Task requirements:
Only the count is expected: the number of lines below that contain "population".

[Entries from a page text collection]
<<<<

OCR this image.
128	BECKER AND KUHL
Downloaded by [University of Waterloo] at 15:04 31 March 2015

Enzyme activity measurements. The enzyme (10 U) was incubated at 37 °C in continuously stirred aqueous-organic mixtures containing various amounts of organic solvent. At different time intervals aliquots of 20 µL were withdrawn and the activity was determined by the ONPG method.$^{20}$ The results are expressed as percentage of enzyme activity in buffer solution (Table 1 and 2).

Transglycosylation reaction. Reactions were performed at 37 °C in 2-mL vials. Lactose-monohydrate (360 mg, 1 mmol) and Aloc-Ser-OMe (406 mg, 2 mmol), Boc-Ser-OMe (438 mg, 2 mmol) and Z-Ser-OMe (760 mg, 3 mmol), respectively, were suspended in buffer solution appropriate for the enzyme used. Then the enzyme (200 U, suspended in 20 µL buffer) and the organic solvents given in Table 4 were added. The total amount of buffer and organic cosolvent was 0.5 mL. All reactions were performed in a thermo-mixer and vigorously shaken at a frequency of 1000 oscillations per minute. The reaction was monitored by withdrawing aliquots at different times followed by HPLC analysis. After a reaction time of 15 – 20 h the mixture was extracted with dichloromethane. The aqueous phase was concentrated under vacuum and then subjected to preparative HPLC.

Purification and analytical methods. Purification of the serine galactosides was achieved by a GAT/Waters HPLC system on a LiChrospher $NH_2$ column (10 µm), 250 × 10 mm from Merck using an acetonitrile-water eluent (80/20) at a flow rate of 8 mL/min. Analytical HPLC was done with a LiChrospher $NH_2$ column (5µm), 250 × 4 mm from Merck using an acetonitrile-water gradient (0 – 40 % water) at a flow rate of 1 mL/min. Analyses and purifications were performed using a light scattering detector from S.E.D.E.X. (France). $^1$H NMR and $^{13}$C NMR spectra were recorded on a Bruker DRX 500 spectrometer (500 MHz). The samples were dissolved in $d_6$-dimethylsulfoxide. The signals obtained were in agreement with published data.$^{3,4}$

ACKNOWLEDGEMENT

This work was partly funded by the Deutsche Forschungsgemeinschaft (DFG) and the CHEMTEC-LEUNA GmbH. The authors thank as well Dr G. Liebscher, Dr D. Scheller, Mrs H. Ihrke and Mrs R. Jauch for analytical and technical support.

>>>>
<<<<

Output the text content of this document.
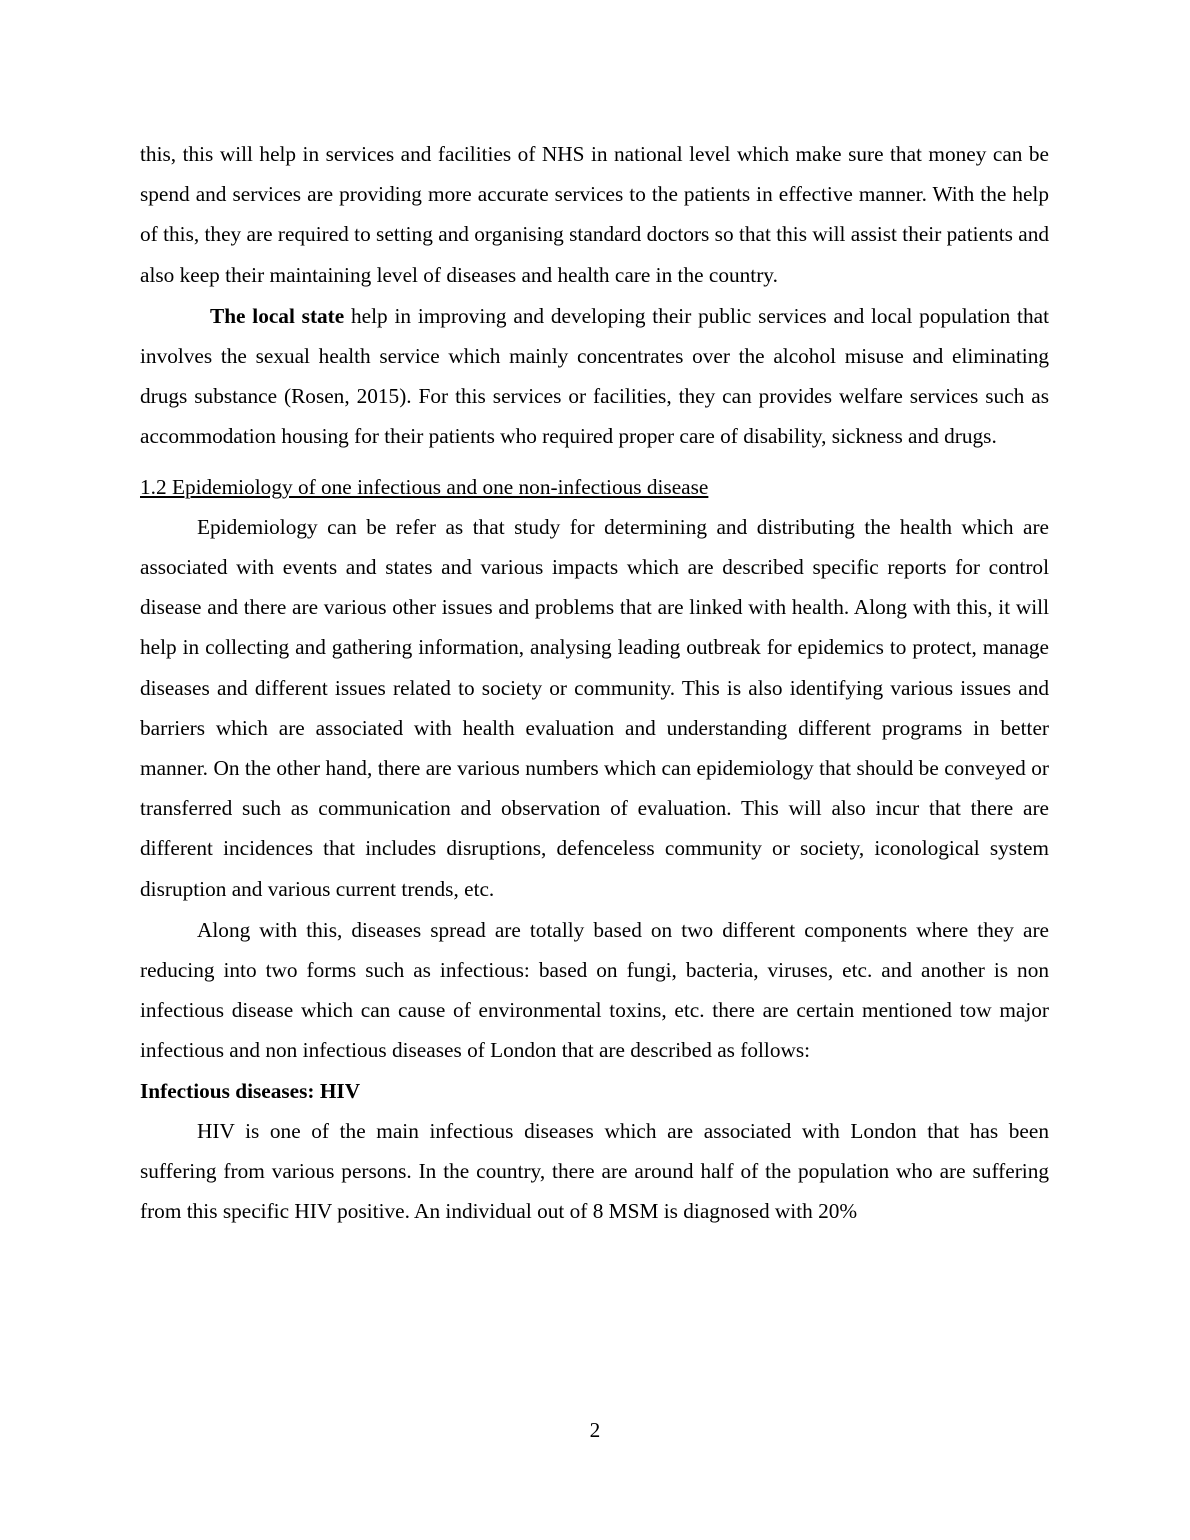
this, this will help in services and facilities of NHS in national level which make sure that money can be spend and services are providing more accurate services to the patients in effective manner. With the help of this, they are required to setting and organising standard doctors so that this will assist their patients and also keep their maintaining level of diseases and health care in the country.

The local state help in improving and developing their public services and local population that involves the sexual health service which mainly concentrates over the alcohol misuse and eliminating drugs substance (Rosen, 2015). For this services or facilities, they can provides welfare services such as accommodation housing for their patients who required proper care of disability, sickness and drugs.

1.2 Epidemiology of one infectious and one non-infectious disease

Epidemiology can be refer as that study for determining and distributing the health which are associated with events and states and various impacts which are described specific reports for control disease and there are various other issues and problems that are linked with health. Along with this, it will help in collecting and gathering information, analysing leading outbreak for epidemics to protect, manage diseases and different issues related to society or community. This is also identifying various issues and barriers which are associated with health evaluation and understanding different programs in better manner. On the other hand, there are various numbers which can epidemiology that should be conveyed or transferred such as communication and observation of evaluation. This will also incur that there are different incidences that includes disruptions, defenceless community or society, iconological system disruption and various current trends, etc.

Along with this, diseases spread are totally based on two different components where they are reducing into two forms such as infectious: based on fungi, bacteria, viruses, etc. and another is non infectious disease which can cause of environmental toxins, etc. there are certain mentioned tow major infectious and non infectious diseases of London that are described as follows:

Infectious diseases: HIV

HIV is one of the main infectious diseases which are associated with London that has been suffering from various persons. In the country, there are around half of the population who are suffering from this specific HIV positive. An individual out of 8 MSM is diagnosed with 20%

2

>>>>

Response area:
2